- _Prompt_
Report all lines from the entries below in which "CORRELATION" appears.

- _Data supplied_
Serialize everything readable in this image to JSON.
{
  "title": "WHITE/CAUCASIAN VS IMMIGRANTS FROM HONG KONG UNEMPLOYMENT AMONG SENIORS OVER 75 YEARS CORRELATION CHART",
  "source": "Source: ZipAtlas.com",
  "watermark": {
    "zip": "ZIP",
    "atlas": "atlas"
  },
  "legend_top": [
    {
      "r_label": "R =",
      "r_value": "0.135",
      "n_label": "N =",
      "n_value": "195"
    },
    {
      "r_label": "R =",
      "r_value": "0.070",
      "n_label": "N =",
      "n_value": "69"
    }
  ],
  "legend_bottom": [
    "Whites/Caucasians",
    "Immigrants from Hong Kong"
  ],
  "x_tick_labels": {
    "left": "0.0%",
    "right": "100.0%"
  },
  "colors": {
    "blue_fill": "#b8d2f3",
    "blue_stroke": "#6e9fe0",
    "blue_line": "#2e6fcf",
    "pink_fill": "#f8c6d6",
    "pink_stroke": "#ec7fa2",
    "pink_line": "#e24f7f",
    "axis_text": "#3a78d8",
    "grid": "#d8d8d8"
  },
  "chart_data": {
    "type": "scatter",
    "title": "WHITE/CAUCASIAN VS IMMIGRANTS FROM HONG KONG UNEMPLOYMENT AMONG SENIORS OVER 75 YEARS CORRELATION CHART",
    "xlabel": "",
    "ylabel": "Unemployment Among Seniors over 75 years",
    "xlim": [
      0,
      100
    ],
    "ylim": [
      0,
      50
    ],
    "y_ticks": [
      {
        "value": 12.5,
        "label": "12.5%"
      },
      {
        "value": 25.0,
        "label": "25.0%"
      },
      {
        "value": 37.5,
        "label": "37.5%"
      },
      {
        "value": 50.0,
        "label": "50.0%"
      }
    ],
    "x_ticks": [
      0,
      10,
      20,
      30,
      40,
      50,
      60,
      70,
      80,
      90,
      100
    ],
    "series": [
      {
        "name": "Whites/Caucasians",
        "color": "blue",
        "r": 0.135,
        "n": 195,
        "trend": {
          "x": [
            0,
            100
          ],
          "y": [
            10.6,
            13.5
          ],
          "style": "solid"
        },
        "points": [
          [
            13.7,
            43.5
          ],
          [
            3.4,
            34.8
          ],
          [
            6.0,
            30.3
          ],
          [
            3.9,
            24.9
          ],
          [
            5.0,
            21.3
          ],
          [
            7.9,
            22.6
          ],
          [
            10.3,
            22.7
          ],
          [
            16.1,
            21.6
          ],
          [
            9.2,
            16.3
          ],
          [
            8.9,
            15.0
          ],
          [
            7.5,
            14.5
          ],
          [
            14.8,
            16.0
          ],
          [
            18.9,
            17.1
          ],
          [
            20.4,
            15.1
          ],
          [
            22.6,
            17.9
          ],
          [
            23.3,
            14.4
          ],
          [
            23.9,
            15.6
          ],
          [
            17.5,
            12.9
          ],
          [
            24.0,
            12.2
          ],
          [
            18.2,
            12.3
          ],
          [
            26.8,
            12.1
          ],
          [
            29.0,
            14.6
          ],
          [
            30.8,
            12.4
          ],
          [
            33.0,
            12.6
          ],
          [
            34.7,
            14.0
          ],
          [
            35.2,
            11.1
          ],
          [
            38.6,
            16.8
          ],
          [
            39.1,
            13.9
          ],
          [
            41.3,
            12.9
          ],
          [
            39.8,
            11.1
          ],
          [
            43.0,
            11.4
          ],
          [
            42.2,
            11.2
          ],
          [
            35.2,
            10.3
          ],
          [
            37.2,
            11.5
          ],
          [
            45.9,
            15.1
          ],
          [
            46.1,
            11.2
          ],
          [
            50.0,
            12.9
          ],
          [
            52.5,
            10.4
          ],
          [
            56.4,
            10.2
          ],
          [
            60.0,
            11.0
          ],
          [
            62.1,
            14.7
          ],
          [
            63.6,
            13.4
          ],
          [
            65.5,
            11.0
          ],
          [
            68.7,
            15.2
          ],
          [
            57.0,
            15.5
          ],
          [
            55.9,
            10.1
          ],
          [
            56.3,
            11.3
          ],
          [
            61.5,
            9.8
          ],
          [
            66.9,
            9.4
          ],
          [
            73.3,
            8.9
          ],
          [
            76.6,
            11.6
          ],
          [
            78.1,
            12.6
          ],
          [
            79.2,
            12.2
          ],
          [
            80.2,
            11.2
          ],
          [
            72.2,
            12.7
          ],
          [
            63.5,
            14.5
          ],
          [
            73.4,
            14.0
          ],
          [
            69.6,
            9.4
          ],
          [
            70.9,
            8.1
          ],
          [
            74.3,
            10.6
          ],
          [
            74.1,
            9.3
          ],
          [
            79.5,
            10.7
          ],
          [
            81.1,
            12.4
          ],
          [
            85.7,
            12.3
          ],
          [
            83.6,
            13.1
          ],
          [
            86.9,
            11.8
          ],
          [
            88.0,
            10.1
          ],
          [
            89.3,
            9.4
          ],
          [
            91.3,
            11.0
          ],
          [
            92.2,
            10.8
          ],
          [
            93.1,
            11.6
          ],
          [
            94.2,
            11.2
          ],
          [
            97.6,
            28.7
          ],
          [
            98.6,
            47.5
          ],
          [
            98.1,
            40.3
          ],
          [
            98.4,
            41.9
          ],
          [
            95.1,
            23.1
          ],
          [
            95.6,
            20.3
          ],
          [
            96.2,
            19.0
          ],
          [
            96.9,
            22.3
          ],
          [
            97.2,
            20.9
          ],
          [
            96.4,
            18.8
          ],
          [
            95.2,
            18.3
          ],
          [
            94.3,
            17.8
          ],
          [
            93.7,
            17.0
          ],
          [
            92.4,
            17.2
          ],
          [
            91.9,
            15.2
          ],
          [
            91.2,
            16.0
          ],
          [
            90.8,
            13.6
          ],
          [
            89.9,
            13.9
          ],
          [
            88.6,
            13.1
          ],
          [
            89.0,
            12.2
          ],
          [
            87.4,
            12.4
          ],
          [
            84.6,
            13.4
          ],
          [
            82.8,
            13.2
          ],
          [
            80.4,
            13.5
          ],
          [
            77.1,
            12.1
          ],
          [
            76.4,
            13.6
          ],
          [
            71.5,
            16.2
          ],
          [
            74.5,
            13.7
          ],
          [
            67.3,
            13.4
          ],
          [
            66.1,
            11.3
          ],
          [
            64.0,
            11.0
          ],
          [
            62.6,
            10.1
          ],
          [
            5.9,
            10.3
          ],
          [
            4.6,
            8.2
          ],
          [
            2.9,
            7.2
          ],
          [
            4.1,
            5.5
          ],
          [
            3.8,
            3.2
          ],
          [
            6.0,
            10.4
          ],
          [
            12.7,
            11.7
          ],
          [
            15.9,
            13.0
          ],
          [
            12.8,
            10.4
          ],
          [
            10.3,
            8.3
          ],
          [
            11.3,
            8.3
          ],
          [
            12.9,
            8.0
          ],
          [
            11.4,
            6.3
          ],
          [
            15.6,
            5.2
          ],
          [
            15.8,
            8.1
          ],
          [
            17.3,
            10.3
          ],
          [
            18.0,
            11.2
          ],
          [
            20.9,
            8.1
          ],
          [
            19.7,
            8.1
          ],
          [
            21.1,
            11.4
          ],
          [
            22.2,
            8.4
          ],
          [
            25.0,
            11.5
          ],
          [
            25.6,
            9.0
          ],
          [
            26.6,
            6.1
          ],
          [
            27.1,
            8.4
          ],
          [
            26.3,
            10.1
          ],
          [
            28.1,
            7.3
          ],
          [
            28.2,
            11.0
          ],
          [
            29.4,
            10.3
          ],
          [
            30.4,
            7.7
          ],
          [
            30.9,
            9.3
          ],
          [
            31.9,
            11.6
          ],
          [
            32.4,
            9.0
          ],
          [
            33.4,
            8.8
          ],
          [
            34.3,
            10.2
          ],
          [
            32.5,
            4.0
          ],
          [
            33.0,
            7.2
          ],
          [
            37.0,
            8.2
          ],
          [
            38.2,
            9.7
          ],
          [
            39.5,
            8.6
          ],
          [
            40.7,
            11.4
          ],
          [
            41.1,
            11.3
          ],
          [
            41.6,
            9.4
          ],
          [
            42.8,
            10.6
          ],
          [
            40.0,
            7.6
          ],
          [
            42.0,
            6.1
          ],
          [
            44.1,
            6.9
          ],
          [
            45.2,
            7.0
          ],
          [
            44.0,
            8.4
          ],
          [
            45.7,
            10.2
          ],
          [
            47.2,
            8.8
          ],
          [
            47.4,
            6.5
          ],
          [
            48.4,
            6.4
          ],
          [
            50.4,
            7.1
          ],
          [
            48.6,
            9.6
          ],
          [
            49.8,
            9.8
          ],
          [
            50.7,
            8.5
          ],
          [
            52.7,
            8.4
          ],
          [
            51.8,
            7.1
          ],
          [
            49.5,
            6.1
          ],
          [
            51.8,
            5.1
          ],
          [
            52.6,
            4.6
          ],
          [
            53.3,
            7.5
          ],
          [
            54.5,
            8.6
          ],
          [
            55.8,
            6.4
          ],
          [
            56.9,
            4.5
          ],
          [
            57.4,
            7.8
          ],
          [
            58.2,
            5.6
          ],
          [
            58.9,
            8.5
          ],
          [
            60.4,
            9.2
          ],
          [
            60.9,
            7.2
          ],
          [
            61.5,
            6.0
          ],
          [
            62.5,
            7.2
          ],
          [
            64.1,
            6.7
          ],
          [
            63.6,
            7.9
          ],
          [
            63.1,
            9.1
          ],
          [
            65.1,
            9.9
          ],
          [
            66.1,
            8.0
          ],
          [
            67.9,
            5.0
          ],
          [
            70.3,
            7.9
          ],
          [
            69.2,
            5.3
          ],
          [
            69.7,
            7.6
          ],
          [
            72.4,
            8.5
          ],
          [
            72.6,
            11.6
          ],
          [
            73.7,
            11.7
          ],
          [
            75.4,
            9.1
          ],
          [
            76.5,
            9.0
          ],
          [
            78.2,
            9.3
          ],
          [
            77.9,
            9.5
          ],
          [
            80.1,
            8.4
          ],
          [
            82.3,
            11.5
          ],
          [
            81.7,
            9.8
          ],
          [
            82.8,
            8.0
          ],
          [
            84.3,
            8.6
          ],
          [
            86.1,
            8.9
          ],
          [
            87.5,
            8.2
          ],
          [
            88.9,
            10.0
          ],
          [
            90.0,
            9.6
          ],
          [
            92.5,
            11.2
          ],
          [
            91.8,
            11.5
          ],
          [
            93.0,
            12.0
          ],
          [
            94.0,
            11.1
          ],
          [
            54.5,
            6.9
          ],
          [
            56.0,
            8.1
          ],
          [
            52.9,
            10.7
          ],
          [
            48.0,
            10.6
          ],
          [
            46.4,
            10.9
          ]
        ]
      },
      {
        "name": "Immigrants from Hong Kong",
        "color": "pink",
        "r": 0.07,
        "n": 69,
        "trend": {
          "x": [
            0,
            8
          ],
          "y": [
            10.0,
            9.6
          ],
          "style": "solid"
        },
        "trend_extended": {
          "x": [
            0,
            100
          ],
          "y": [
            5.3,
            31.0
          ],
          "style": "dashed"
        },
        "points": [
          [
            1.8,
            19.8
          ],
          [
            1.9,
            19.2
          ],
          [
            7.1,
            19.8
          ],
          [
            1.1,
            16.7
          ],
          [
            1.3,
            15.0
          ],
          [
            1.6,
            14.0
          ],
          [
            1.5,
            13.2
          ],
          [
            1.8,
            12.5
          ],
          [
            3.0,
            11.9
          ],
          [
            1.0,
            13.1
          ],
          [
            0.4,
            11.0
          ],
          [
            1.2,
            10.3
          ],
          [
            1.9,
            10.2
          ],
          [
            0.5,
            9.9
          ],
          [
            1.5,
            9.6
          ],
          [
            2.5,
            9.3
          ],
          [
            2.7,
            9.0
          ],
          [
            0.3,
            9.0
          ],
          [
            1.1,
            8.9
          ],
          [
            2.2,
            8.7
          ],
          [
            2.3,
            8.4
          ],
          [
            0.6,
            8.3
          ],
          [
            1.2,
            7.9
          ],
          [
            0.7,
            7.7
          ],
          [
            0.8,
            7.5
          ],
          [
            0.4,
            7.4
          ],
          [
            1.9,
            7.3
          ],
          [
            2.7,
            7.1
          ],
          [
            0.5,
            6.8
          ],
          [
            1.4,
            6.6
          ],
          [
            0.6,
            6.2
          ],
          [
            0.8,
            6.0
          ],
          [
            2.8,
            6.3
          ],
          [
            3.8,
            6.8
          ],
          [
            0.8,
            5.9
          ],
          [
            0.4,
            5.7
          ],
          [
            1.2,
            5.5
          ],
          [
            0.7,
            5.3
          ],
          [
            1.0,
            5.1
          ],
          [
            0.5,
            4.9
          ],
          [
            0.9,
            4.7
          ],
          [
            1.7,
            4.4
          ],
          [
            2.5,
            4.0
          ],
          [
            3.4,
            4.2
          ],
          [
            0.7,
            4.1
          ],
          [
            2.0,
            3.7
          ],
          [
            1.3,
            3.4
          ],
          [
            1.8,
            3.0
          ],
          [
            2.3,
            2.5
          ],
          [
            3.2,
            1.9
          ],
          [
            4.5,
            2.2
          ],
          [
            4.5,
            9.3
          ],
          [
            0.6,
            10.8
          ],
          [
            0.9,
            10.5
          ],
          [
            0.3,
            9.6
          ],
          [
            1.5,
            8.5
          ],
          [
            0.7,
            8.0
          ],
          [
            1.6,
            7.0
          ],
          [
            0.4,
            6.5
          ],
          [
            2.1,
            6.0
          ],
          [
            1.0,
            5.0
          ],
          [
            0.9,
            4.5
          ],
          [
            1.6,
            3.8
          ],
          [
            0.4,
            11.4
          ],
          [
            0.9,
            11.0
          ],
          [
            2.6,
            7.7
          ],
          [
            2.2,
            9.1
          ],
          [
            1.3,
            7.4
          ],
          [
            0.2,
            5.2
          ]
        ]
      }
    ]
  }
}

- _Output of the task_
  "title": "WHITE/CAUCASIAN VS IMMIGRANTS FROM HONG KONG UNEMPLOYMENT AMONG SENIORS OVER 75 YEARS CORRELATION CHART",
    "title": "WHITE/CAUCASIAN VS IMMIGRANTS FROM HONG KONG UNEMPLOYMENT AMONG SENIORS OVER 75 YEARS CORRELATION CHART",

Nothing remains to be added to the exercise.